# Short task
Scan the lines below; pull out those with "this".

BEGIN Supplied data

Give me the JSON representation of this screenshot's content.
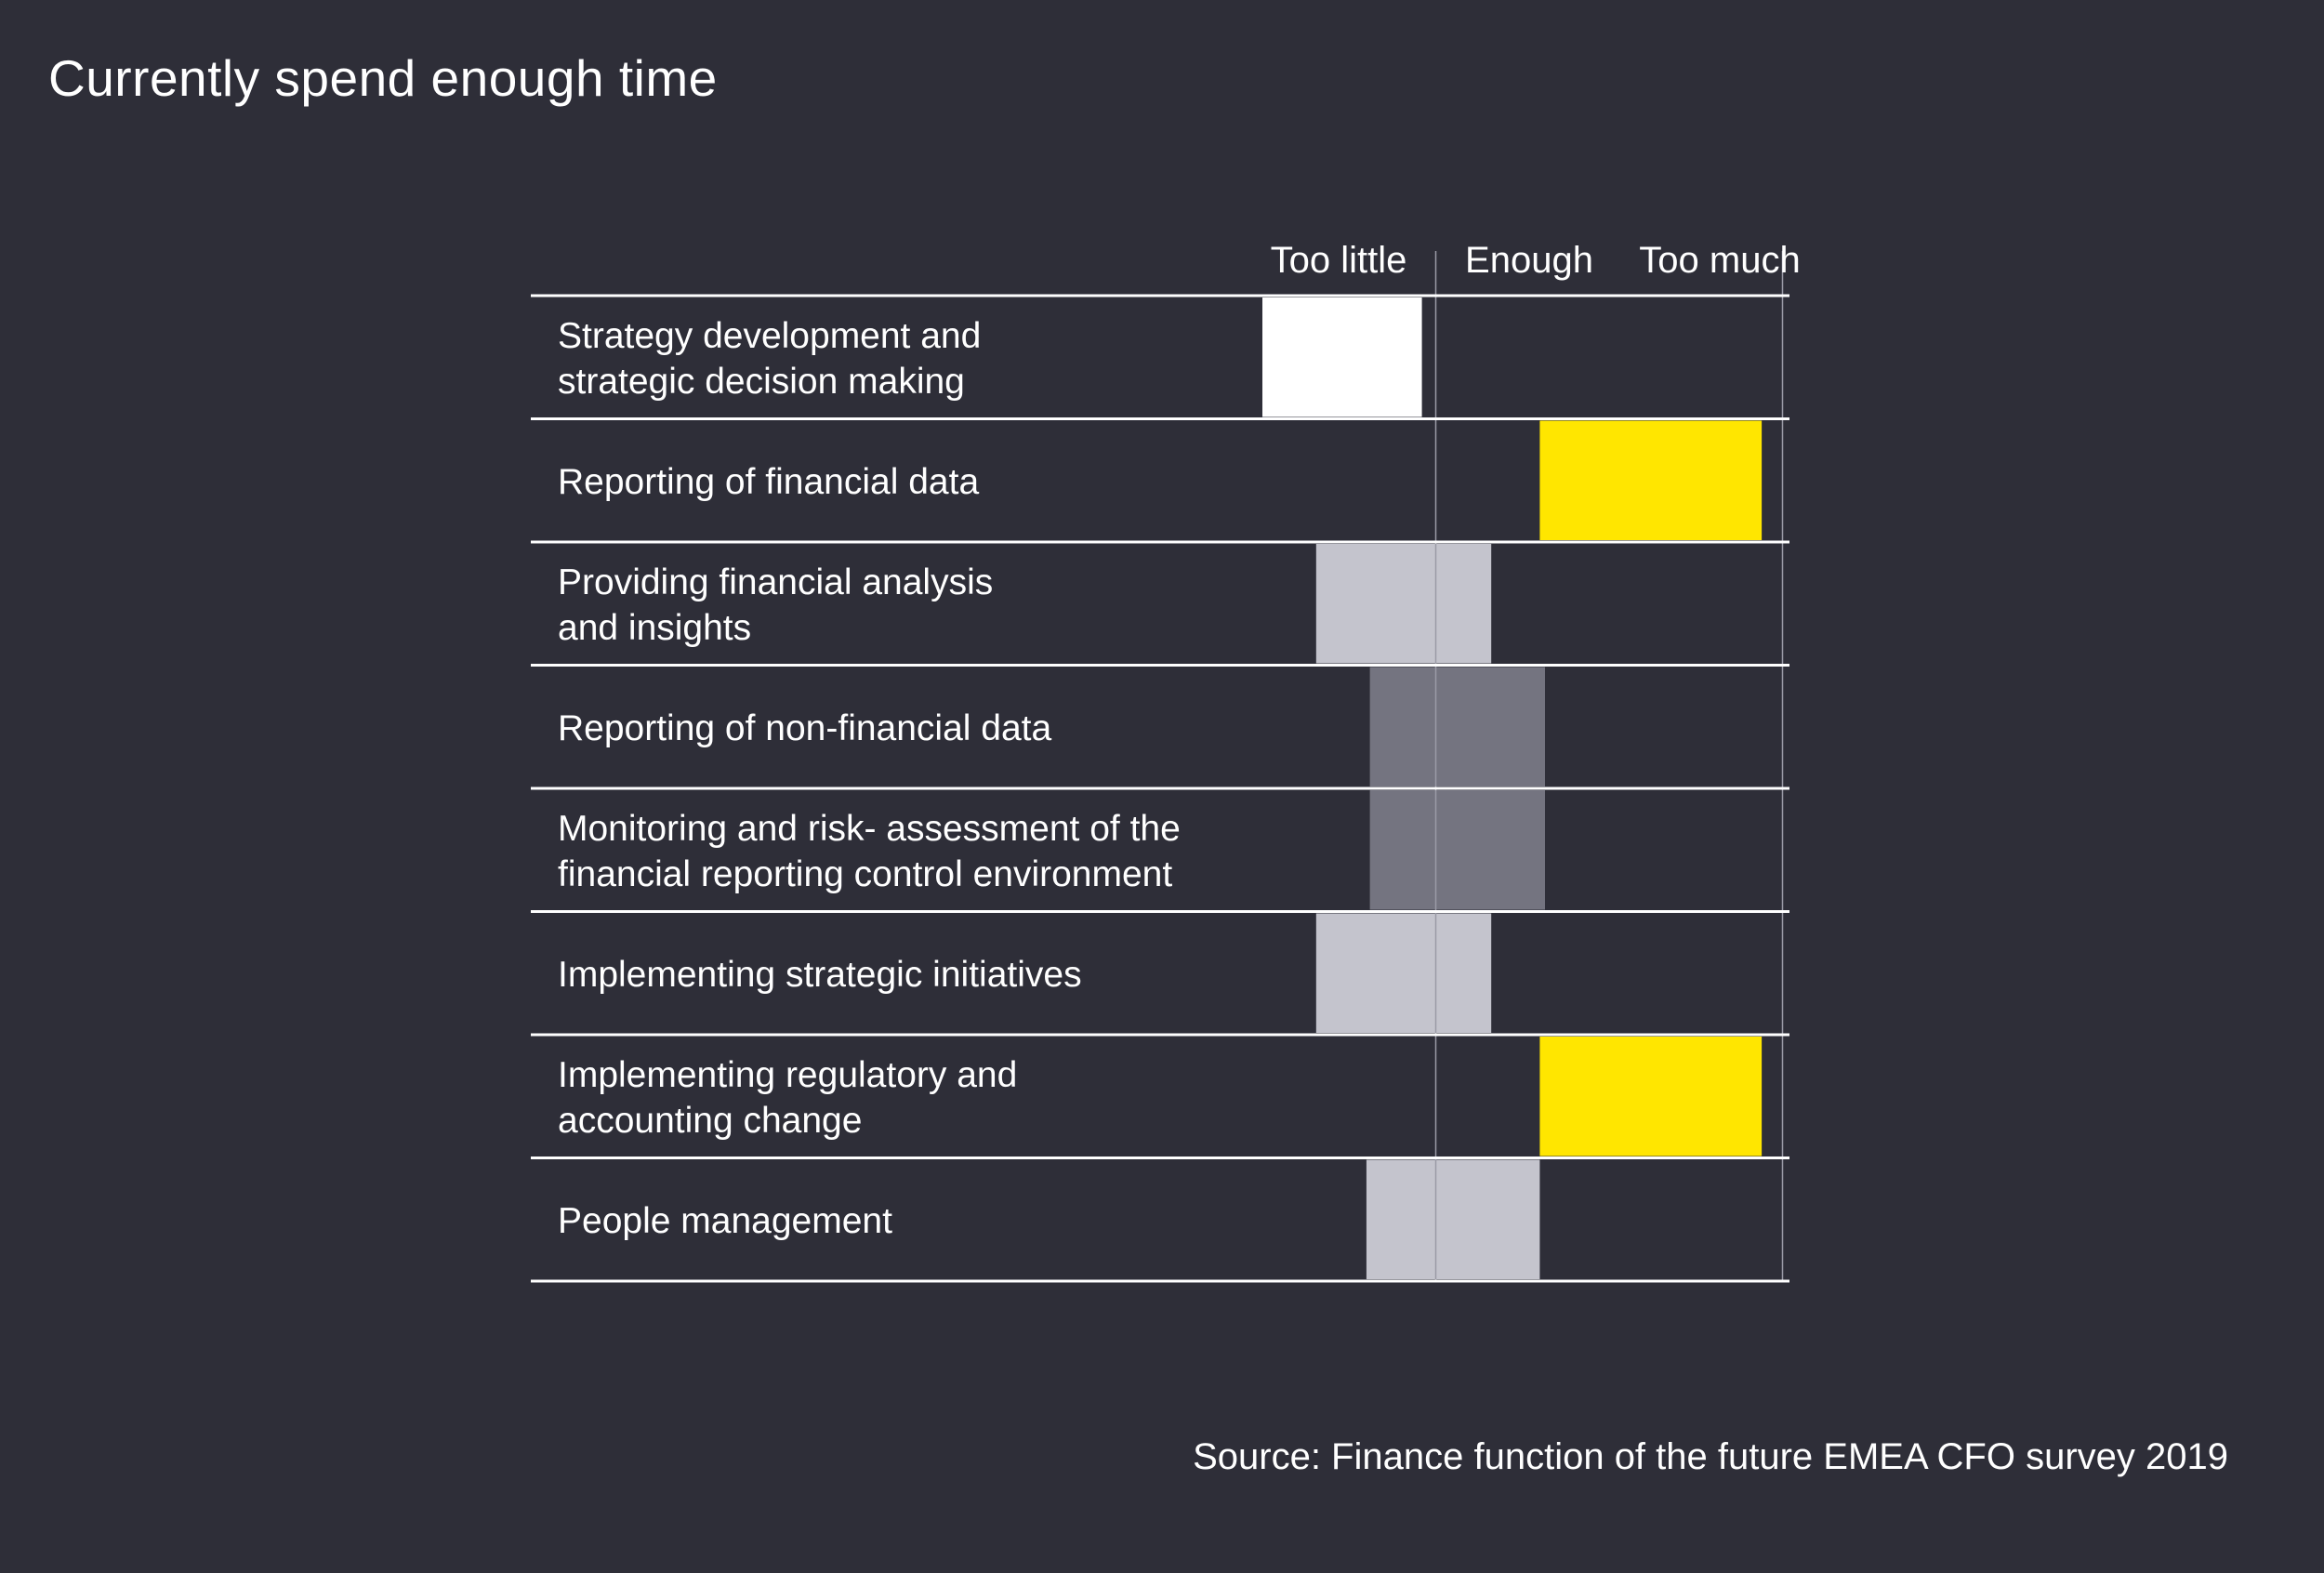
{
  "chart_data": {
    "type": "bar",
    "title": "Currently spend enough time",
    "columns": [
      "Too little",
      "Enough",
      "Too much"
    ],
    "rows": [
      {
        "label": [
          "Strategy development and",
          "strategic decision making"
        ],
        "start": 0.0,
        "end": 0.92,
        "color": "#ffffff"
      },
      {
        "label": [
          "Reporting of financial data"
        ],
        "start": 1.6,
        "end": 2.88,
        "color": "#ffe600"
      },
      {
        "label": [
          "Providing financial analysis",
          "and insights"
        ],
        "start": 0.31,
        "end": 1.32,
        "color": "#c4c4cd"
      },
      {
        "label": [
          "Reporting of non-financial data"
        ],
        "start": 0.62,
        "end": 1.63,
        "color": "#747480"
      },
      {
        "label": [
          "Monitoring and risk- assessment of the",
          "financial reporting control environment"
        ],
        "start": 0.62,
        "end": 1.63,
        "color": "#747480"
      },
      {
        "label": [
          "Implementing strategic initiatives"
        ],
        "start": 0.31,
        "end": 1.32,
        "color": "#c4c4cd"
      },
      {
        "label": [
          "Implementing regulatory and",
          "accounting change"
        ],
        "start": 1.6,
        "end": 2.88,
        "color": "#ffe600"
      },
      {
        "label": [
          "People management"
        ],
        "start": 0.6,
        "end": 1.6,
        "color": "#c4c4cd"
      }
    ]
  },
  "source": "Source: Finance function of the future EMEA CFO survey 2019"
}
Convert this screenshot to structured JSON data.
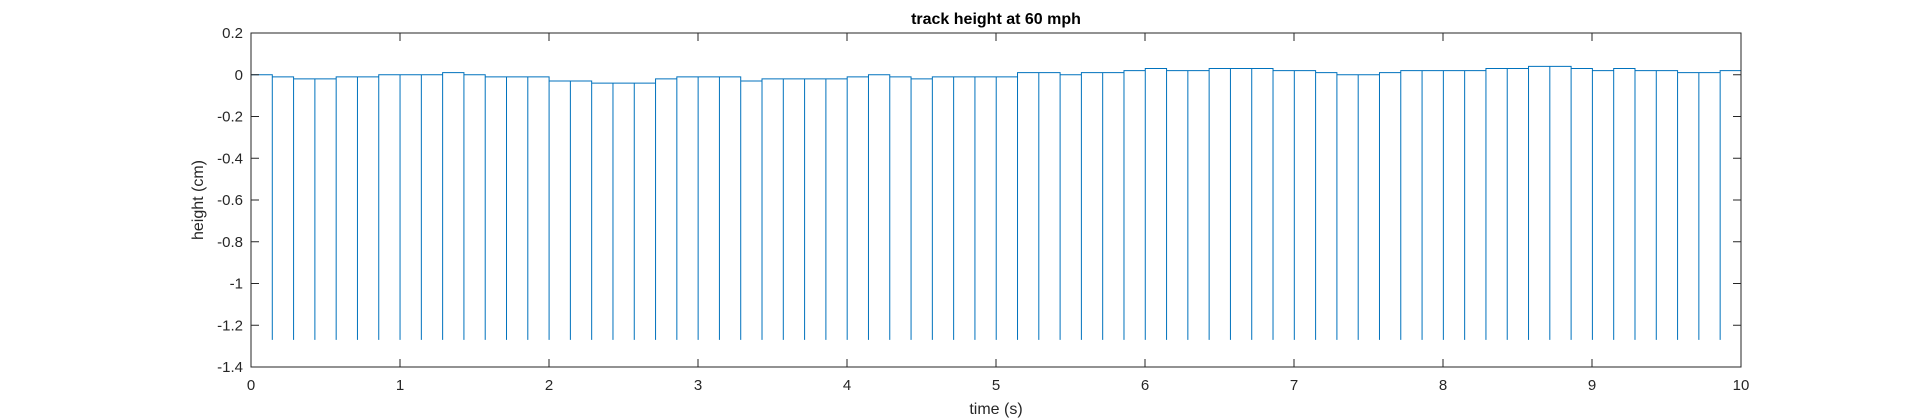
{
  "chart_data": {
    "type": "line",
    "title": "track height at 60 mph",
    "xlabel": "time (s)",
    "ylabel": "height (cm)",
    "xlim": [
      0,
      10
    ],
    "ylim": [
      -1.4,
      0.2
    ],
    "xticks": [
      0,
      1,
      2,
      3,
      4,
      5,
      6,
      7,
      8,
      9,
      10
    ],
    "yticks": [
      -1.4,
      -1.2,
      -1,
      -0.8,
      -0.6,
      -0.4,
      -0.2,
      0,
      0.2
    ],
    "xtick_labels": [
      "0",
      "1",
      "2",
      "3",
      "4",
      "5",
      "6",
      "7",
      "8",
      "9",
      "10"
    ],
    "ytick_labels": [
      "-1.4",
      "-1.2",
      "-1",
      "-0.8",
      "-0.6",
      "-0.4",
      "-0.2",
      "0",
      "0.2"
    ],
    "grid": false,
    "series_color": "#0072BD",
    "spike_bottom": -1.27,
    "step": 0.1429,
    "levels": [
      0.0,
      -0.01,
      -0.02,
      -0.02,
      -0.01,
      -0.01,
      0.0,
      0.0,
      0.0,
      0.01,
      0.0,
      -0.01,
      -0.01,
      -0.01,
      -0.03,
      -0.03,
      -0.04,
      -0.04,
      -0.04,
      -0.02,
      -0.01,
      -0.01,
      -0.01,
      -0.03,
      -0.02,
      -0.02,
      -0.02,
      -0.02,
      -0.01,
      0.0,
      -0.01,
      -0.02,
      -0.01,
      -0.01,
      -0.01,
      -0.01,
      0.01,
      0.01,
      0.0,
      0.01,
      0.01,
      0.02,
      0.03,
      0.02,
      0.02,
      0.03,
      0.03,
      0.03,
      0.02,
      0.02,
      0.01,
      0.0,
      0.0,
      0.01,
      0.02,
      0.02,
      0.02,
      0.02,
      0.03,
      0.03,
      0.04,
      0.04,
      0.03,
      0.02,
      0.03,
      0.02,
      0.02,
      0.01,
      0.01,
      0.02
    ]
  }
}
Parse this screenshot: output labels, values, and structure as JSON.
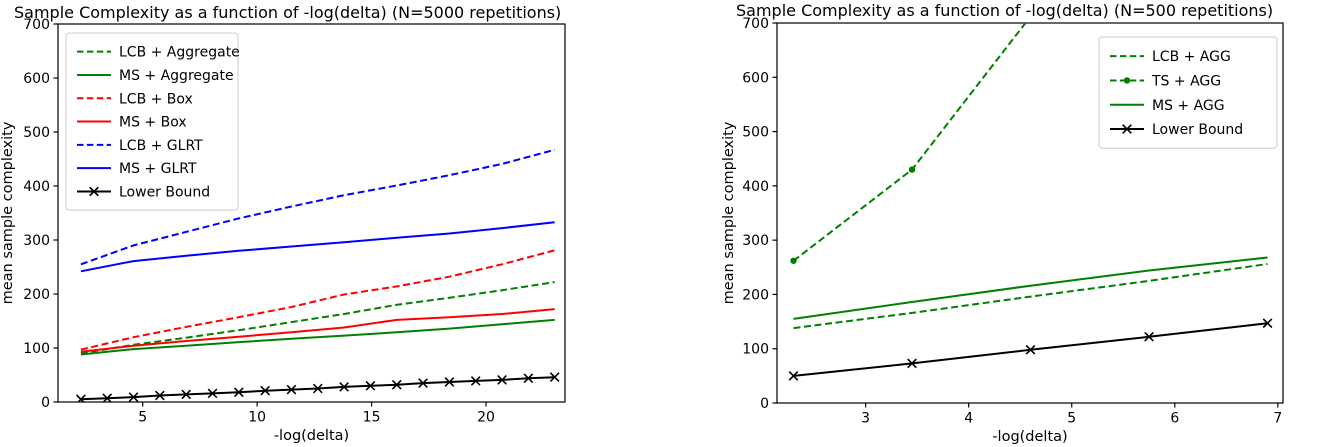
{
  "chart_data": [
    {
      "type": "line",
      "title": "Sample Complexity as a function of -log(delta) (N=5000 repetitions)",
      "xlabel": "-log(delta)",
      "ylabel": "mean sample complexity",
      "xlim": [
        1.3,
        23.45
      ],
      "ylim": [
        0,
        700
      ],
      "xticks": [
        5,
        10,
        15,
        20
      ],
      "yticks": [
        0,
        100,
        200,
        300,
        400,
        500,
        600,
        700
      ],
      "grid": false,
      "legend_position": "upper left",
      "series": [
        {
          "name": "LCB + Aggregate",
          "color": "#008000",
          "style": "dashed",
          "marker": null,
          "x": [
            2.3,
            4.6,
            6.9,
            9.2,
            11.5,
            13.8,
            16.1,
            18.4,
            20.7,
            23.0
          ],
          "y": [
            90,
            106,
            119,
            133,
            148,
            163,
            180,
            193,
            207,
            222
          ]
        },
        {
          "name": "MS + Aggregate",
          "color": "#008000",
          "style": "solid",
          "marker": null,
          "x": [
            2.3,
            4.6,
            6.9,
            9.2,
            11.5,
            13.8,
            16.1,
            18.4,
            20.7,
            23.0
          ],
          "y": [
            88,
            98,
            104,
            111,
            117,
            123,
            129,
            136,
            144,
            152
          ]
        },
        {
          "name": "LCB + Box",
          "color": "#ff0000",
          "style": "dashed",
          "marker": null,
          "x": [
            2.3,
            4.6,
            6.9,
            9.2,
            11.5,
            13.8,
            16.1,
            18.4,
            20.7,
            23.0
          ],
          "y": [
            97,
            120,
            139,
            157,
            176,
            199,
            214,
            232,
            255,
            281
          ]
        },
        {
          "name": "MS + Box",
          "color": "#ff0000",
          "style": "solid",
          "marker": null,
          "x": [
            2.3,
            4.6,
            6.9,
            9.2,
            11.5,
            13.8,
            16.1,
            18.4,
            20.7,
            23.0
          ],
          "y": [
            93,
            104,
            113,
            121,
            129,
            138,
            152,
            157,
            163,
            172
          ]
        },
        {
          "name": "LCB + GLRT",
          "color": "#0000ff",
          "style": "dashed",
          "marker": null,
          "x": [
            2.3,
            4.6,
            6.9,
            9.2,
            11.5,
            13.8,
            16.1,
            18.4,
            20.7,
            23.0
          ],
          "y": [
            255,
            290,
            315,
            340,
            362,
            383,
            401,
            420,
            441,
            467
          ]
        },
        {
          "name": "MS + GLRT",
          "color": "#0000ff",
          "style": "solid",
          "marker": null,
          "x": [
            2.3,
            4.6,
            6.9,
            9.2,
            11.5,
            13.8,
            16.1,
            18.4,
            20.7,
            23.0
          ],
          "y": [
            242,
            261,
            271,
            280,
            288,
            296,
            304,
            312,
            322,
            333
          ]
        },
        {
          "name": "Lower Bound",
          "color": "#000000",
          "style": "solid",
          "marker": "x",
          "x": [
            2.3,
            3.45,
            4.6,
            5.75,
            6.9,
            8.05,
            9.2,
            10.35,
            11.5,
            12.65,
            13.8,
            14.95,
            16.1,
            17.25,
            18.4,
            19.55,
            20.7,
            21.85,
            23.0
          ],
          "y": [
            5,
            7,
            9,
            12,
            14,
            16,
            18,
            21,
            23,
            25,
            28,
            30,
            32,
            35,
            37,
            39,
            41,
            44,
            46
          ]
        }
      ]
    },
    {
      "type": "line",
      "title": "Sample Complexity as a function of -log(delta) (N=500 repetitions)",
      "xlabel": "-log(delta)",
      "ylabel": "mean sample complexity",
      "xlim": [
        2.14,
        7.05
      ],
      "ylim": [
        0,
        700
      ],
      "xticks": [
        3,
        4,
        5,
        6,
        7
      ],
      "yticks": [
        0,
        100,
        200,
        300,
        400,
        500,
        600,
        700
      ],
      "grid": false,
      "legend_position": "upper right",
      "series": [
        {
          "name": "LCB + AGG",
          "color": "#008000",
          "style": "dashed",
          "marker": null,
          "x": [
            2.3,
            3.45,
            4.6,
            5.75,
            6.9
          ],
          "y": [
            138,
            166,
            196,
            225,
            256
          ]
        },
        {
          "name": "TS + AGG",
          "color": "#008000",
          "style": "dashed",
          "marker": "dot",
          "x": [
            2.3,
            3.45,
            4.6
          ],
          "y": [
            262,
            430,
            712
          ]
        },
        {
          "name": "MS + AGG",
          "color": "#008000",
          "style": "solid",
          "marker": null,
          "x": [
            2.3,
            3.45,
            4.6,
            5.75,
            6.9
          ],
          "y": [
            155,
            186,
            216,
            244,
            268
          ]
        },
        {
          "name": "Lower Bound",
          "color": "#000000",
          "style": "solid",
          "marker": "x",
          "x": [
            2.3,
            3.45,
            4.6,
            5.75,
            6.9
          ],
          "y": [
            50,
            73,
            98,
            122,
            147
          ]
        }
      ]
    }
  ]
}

END Supplied data

# Expected answer
Give me the JSON representation of this screenshot's content.
Convert this screenshot to structured JSON data.
Parse this screenshot: output labels, values, and structure as JSON.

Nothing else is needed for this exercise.